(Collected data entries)
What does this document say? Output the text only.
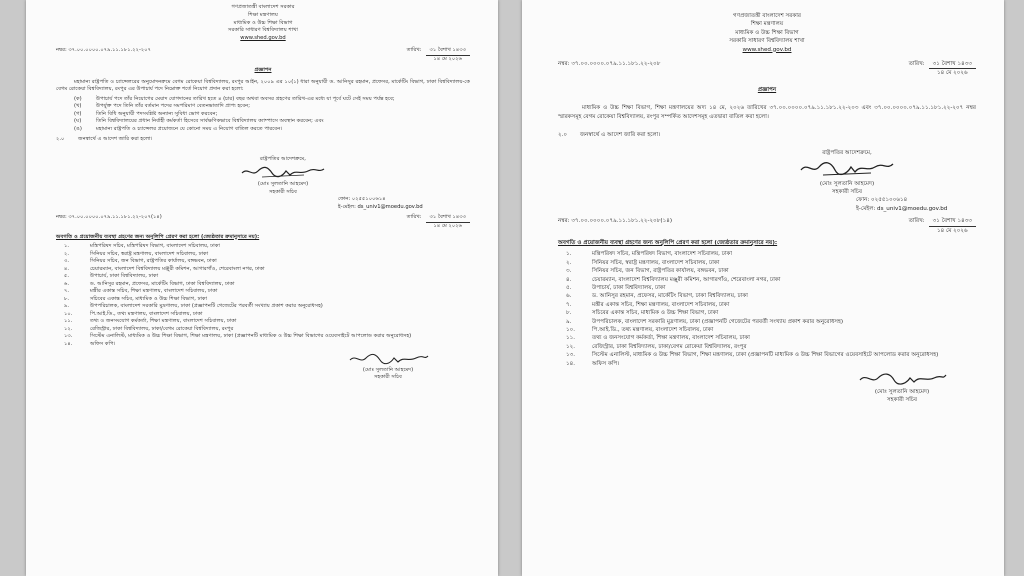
গণপ্রজাতন্ত্রী বাংলাদেশ সরকার
শিক্ষা মন্ত্রণালয়
মাধ্যমিক ও উচ্চ শিক্ষা বিভাগ
সরকারি সাধারণ বিশ্ববিদ্যালয় শাখা
www.shed.gov.bd
নম্বর: ৩৭.০০.০০০০.০৭৯.১১.১৮১.২২-২০৭	তারিখ:	৩১ বৈশাখ ১৪৩৩
১৪ মে ২০২৬
প্রজ্ঞাপন
মহামান্য রাষ্ট্রপতি ও চ্যান্সেলরের অনুমোদনক্রমে বেগম রোকেয়া বিশ্ববিদ্যালয়, রংপুর আইন, ২০০৯ এর ১০(১) ধারা অনুযায়ী ড. আনিসুর রহমান, প্রফেসর, মার্কেটিং বিভাগ, ঢাকা বিশ্ববিদ্যালয়-কে বেগম রোকেয়া বিশ্ববিদ্যালয়, রংপুর এর উপাচার্য পদে নিম্নোক্ত শর্তে নিয়োগ প্রদান করা হলো:
(ক)	উপাচার্য পদে তাঁর নিয়োগের মেয়াদ যোগদানের তারিখ হতে ৪ (চার) বছর অথবা অবসর গ্রহণের তারিখ-এর মধ্যে যা পূর্বে ঘটে সেই সময় পর্যন্ত হবে;
(খ)	উপর্যুক্ত পদে তিনি তাঁর বর্তমান পদের সমপরিমাণ বেতনভাতাদি প্রাপ্য হবেন;
(গ)	তিনি বিধি অনুযায়ী পদসংশ্লিষ্ট অন্যান্য সুবিধা ভোগ করবেন;
(ঘ)	তিনি বিশ্ববিদ্যালয়ের প্রধান নির্বাহী কর্মকর্তা হিসেবে সার্বক্ষণিকভাবে বিশ্ববিদ্যালয় ক্যাম্পাসে অবস্থান করবেন; এবং
(ঙ)	মহামান্য রাষ্ট্রপতি ও চ্যান্সেলর প্রয়োজনে যে কোনো সময় এ নিয়োগ বাতিল করতে পারবেন।
২.০	জনস্বার্থে এ আদেশ জারি করা হলো।
রাষ্ট্রপতির আদেশক্রমে,
(মোঃ সুলতানি আহমেদ)
সহকারী সচিব
ফোন: ০২৫৫১০০৬১৪
ই-মেইল: ds_univ1@moedu.gov.bd
নম্বর: ৩৭.০০.০০০০.০৭৯.১১.১৮১.২২-২০৭(১৪)	তারিখ:	৩১ বৈশাখ ১৪৩৩
১৪ মে ২০২৬
অবগতি ও প্রয়োজনীয় ব্যবস্থা গ্রহণের জন্য অনুলিপি প্রেরণ করা হলো (জ্যেষ্ঠতার ক্রমানুসারে নয়):
১.	মন্ত্রিপরিষদ সচিব, মন্ত্রিপরিষদ বিভাগ, বাংলাদেশ সচিবালয়, ঢাকা
২.	সিনিয়র সচিব, স্বরাষ্ট্র মন্ত্রণালয়, বাংলাদেশ সচিবালয়, ঢাকা
৩.	সিনিয়র সচিব, জন বিভাগ, রাষ্ট্রপতির কার্যালয়, বঙ্গভবন, ঢাকা
৪.	চেয়ারম্যান, বাংলাদেশ বিশ্ববিদ্যালয় মঞ্জুরী কমিশন, আগারগাঁও, শেরেবাংলা নগর, ঢাকা
৫.	উপাচার্য, ঢাকা বিশ্ববিদ্যালয়, ঢাকা
৬.	ড. আনিসুর রহমান, প্রফেসর, মার্কেটিং বিভাগ, ঢাকা বিশ্ববিদ্যালয়, ঢাকা
৭.	মন্ত্রীর একান্ত সচিব, শিক্ষা মন্ত্রণালয়, বাংলাদেশ সচিবালয়, ঢাকা
৮.	সচিবের একান্ত সচিব, মাধ্যমিক ও উচ্চ শিক্ষা বিভাগ, ঢাকা
৯.	উপপরিচালক, বাংলাদেশ সরকারি মুদ্রণালয়, ঢাকা (প্রজ্ঞাপনটি গেজেটের পরবর্তী সংখ্যায় প্রকাশ করার অনুরোধসহ)
১০.	পি.আই.ডি., তথ্য মন্ত্রণালয়, বাংলাদেশ সচিবালয়, ঢাকা
১১.	তথ্য ও জনসংযোগ কর্মকর্তা, শিক্ষা মন্ত্রণালয়, বাংলাদেশ সচিবালয়, ঢাকা
১২.	রেজিস্ট্রার, ঢাকা বিশ্ববিদ্যালয়, ঢাকা/বেগম রোকেয়া বিশ্ববিদ্যালয়, রংপুর
১৩.	সিস্টেম এনালিস্ট, মাধ্যমিক ও উচ্চ শিক্ষা বিভাগ, শিক্ষা মন্ত্রণালয়, ঢাকা (প্রজ্ঞাপনটি মাধ্যমিক ও উচ্চ শিক্ষা বিভাগের ওয়েবসাইটে আপলোড করার অনুরোধসহ)
১৪.	অফিস কপি।
(মোঃ সুলতানি আহমেদ)
সহকারী সচিব
গণপ্রজাতন্ত্রী বাংলাদেশ সরকার
শিক্ষা মন্ত্রণালয়
মাধ্যমিক ও উচ্চ শিক্ষা বিভাগ
সরকারি সাধারণ বিশ্ববিদ্যালয় শাখা
www.shed.gov.bd
নম্বর: ৩৭.০০.০০০০.০৭৯.১১.১৮১.২২-২০৮	তারিখ:	৩১ বৈশাখ ১৪৩৩
১৪ মে ২০২৬
প্রজ্ঞাপন
মাধ্যমিক ও উচ্চ শিক্ষা বিভাগ, শিক্ষা মন্ত্রণালয়ের অদ্য ১৪ মে, ২০২৬ তারিখের ৩৭.০০.০০০০.০৭৯.১১.১৮১.২২-২০৩ এবং ৩৭.০০.০০০০.০৭৯.১১.১৮১.২২-২০৭ নম্বর স্মারকসমূহ বেগম রোকেয়া বিশ্ববিদ্যালয়, রংপুর সম্পর্কিত আদেশসমূহ এতদ্বারা বাতিল করা হলো।
২.০	জনস্বার্থে এ আদেশ জারি করা হলো।
রাষ্ট্রপতির আদেশক্রমে,
(মোঃ সুলতানি আহমেদ)
সহকারী সচিব
ফোন: ০২৫৫১০০৬১৪
ই-মেইল: ds_univ1@moedu.gov.bd
নম্বর: ৩৭.০০.০০০০.০৭৯.১১.১৮১.২২-২০৮(১৪)	তারিখ:	৩১ বৈশাখ ১৪৩৩
১৪ মে ২০২৬
অবগতি ও প্রয়োজনীয় ব্যবস্থা গ্রহণের জন্য অনুলিপি প্রেরণ করা হলো (জ্যেষ্ঠতার ক্রমানুসারে নয়):
১.	মন্ত্রিপরিষদ সচিব, মন্ত্রিপরিষদ বিভাগ, বাংলাদেশ সচিবালয়, ঢাকা
২.	সিনিয়র সচিব, স্বরাষ্ট্র মন্ত্রণালয়, বাংলাদেশ সচিবালয়, ঢাকা
৩.	সিনিয়র সচিব, জন বিভাগ, রাষ্ট্রপতির কার্যালয়, বঙ্গভবন, ঢাকা
৪.	চেয়ারম্যান, বাংলাদেশ বিশ্ববিদ্যালয় মঞ্জুরী কমিশন, আগারগাঁও, শেরেবাংলা নগর, ঢাকা
৫.	উপাচার্য, ঢাকা বিশ্ববিদ্যালয়, ঢাকা
৬.	ড. আনিসুর রহমান, প্রফেসর, মার্কেটিং বিভাগ, ঢাকা বিশ্ববিদ্যালয়, ঢাকা
৭.	মন্ত্রীর একান্ত সচিব, শিক্ষা মন্ত্রণালয়, বাংলাদেশ সচিবালয়, ঢাকা
৮.	সচিবের একান্ত সচিব, মাধ্যমিক ও উচ্চ শিক্ষা বিভাগ, ঢাকা
৯.	উপপরিচালক, বাংলাদেশ সরকারি মুদ্রণালয়, ঢাকা (প্রজ্ঞাপনটি গেজেটের পরবর্তী সংখ্যায় প্রকাশ করার অনুরোধসহ)
১০.	পি.আই.ডি., তথ্য মন্ত্রণালয়, বাংলাদেশ সচিবালয়, ঢাকা
১১.	তথ্য ও জনসংযোগ কর্মকর্তা, শিক্ষা মন্ত্রণালয়, বাংলাদেশ সচিবালয়, ঢাকা
১২.	রেজিস্ট্রার, ঢাকা বিশ্ববিদ্যালয়, ঢাকা/বেগম রোকেয়া বিশ্ববিদ্যালয়, রংপুর
১৩.	সিস্টেম এনালিস্ট, মাধ্যমিক ও উচ্চ শিক্ষা বিভাগ, শিক্ষা মন্ত্রণালয়, ঢাকা (প্রজ্ঞাপনটি মাধ্যমিক ও উচ্চ শিক্ষা বিভাগের ওয়েবসাইটে আপলোড করার অনুরোধসহ)
১৪.	অফিস কপি।
(মোঃ সুলতানি আহমেদ)
সহকারী সচিব
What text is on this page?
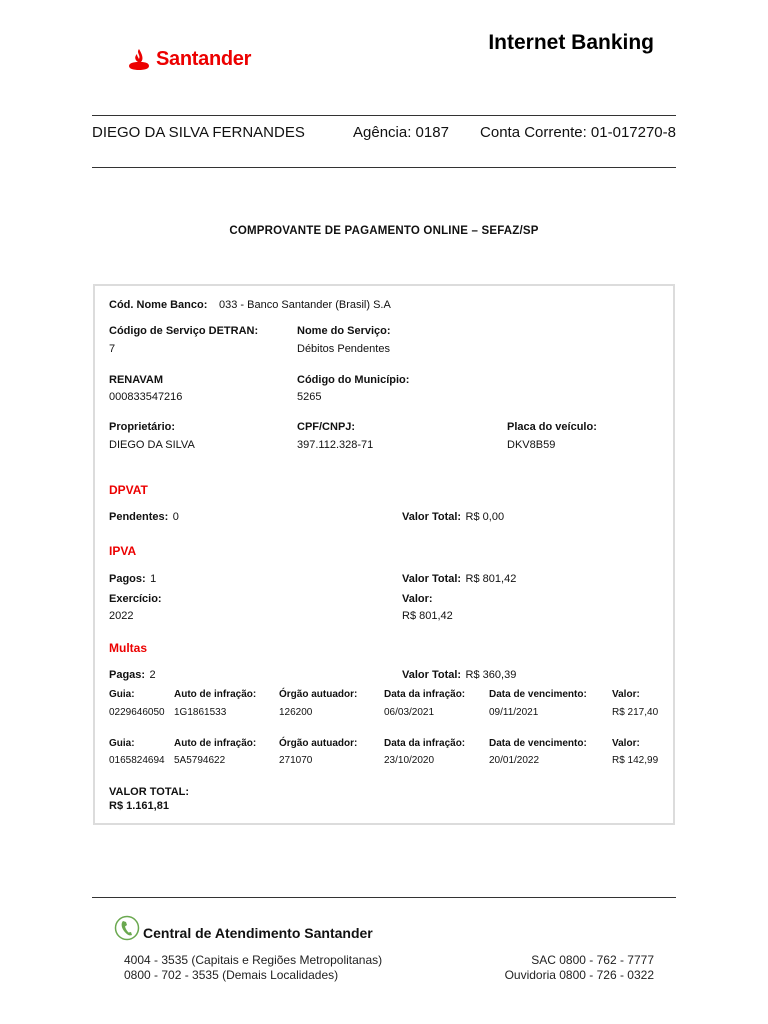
Santander
Internet Banking
DIEGO DA SILVA FERNANDES	Agência: 0187 Conta Corrente: 01-017270-8
COMPROVANTE DE PAGAMENTO ONLINE – SEFAZ/SP
Cód. Nome Banco: 033 - Banco Santander (Brasil) S.A
Código de Serviço DETRAN:
7
Nome do Serviço:
Débitos Pendentes
RENAVAM
000833547216
Código do Município:
5265
Proprietário:
DIEGO DA SILVA
CPF/CNPJ:
397.112.328-71
Placa do veículo:
DKV8B59
DPVAT
Pendentes: 0	Valor Total: R$ 0,00
IPVA
Pagos: 1	Valor Total: R$ 801,42
Exercício:
2022
Valor:
R$ 801,42
Multas
Pagas: 2	Valor Total: R$ 360,39
Guia:	Auto de infração: Órgão autuador:	Data da infração: Data de vencimento:	Valor:
0229646050 1G1861533	126200	06/03/2021	09/11/2021	R$ 217,40
Guia:	Auto de infração: Órgão autuador:	Data da infração: Data de vencimento:	Valor:
0165824694 5A5794622	271070	23/10/2020	20/01/2022	R$ 142,99
VALOR TOTAL:
R$ 1.161,81
Central de Atendimento Santander
4004 - 3535 (Capitais e Regiões Metropolitanas)
0800 - 702 - 3535 (Demais Localidades)
SAC 0800 - 762 - 7777
Ouvidoria 0800 - 726 - 0322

Challenge: Give back, word for word, the lines from the line that contains "What text is on this page?" through the last line of the records, with no pictures and nothing else.

Output below:
What text is on this page?
Santander
Internet Banking
DIEGO DA SILVA FERNANDES	Agência: 0187 Conta Corrente: 01-017270-8
COMPROVANTE DE PAGAMENTO ONLINE – SEFAZ/SP
Cód. Nome Banco: 033 - Banco Santander (Brasil) S.A
Código de Serviço DETRAN:
7
Nome do Serviço:
Débitos Pendentes
RENAVAM
000833547216
Código do Município:
5265
Proprietário:
DIEGO DA SILVA
CPF/CNPJ:
397.112.328-71
Placa do veículo:
DKV8B59
DPVAT
Pendentes: 0	Valor Total: R$ 0,00
IPVA
Pagos: 1	Valor Total: R$ 801,42
Exercício:
2022
Valor:
R$ 801,42
Multas
Pagas: 2	Valor Total: R$ 360,39
Guia:	Auto de infração: Órgão autuador:	Data da infração: Data de vencimento:	Valor:
0229646050 1G1861533	126200	06/03/2021	09/11/2021	R$ 217,40
Guia:	Auto de infração: Órgão autuador:	Data da infração: Data de vencimento:	Valor:
0165824694 5A5794622	271070	23/10/2020	20/01/2022	R$ 142,99
VALOR TOTAL:
R$ 1.161,81
Central de Atendimento Santander
4004 - 3535 (Capitais e Regiões Metropolitanas)
0800 - 702 - 3535 (Demais Localidades)
SAC 0800 - 762 - 7777
Ouvidoria 0800 - 726 - 0322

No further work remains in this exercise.